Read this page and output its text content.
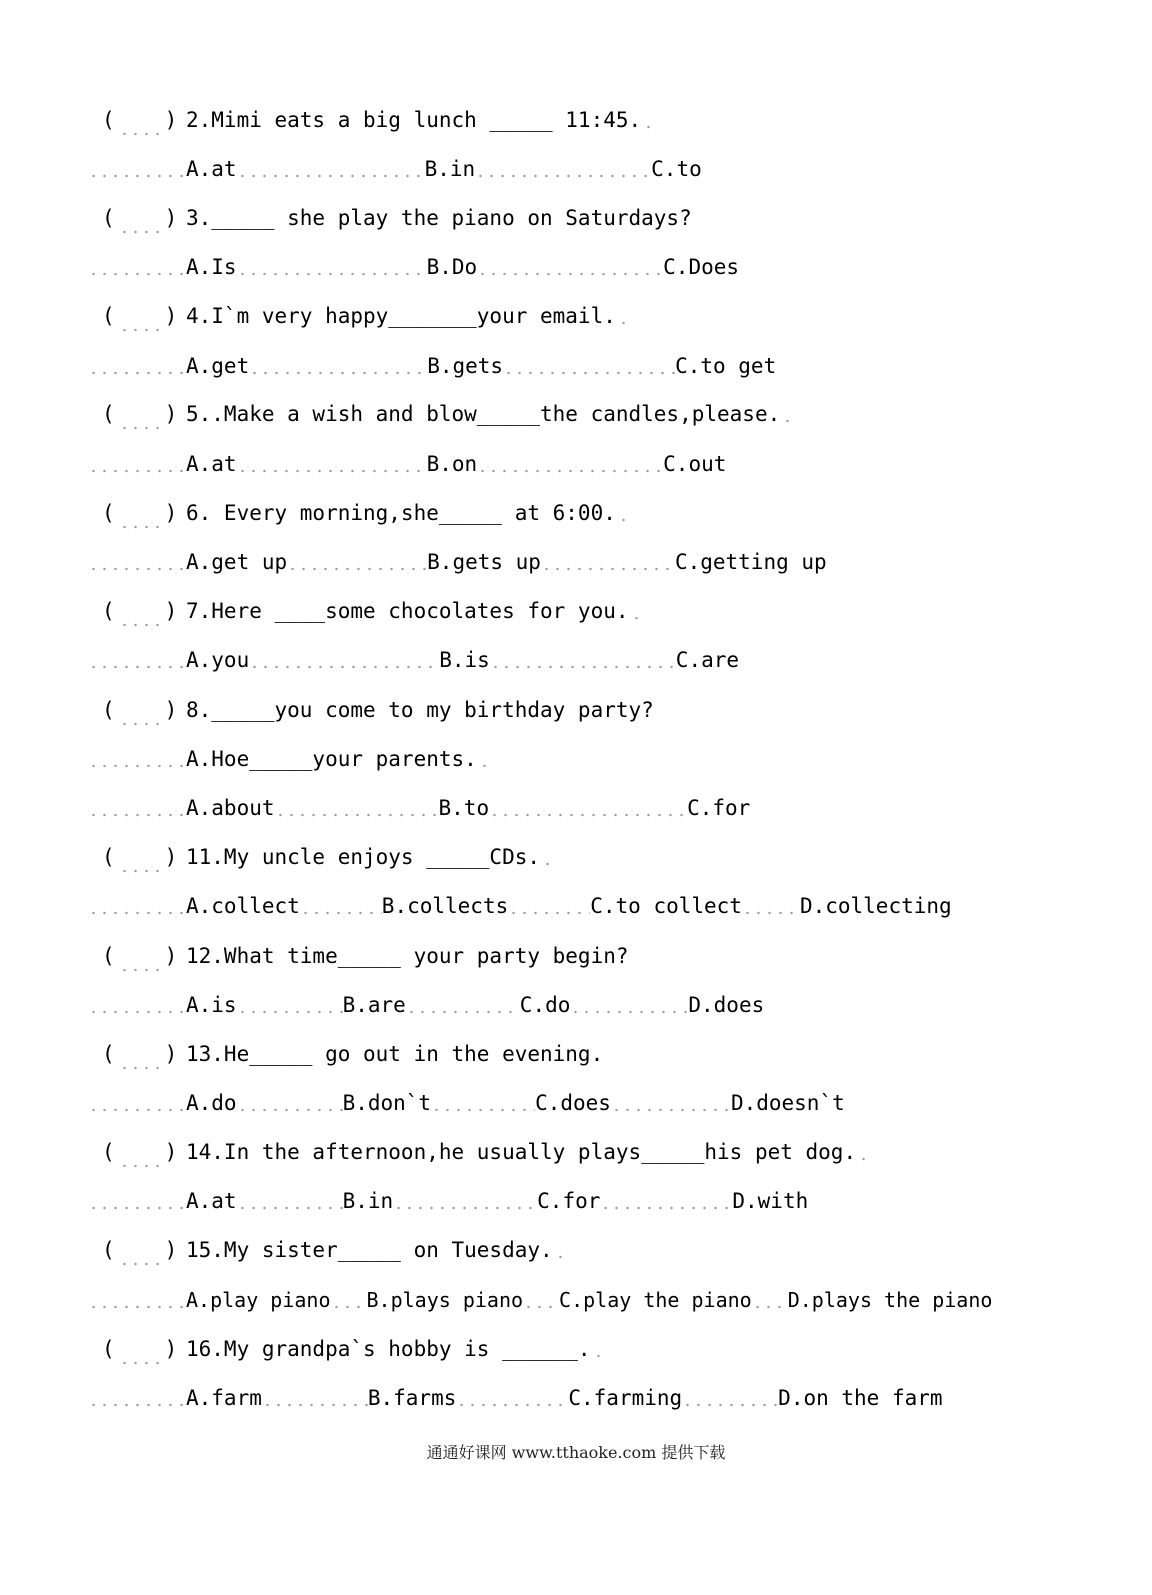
( ) 2.Mimi eats a big lunch _____ 11:45.
A.at	B.in	C.to
( ) 3._____ she play the piano on Saturdays?
A.Is	B.Do	C.Does
( ) 4.I`m very happy_______your email.
A.get	B.gets	C.to get
( ) 5..Make a wish and blow_____the candles,please.
A.at	B.on	C.out
( ) 6. Every morning,she_____ at 6:00.
A.get up	B.gets up	C.getting up
( ) 7.Here ____some chocolates for you.
A.you	B.is	C.are
( ) 8._____you come to my birthday party?
A.Hoe_____your parents.
A.about	B.to	C.for
( ) 11.My uncle enjoys _____CDs.
A.collect	B.collects	C.to collect	D.collecting
( ) 12.What time_____ your party begin?
A.is	B.are	C.do	D.does
( ) 13.He_____ go out in the evening.
A.do	B.don`t	C.does	D.doesn`t
( ) 14.In the afternoon,he usually plays_____his pet dog.
A.at	B.in	C.for	D.with
( ) 15.My sister_____ on Tuesday.
A.play piano B.plays piano C.play the piano D.plays the piano
( ) 16.My grandpa`s hobby is ______.
A.farm	B.farms	C.farming	D.on the farm
通通好课网 www.tthaoke.com 提供下载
********************
GIVEN EXERCISE:
Quote all of the entries word for word, omitting any pictures.

CORRECT ANSWER:
Read this page and output its text content.
( ) 2.Mimi eats a big lunch _____ 11:45.
A.at	B.in	C.to
( ) 3._____ she play the piano on Saturdays?
A.Is	B.Do	C.Does
( ) 4.I`m very happy_______your email.
A.get	B.gets	C.to get
( ) 5..Make a wish and blow_____the candles,please.
A.at	B.on	C.out
( ) 6. Every morning,she_____ at 6:00.
A.get up	B.gets up	C.getting up
( ) 7.Here ____some chocolates for you.
A.you	B.is	C.are
( ) 8._____you come to my birthday party?
A.Hoe_____your parents.
A.about	B.to	C.for
( ) 11.My uncle enjoys _____CDs.
A.collect	B.collects	C.to collect	D.collecting
( ) 12.What time_____ your party begin?
A.is	B.are	C.do	D.does
( ) 13.He_____ go out in the evening.
A.do	B.don`t	C.does	D.doesn`t
( ) 14.In the afternoon,he usually plays_____his pet dog.
A.at	B.in	C.for	D.with
( ) 15.My sister_____ on Tuesday.
A.play piano B.plays piano C.play the piano D.plays the piano
( ) 16.My grandpa`s hobby is ______.
A.farm	B.farms	C.farming	D.on the farm
通通好课网 www.tthaoke.com 提供下载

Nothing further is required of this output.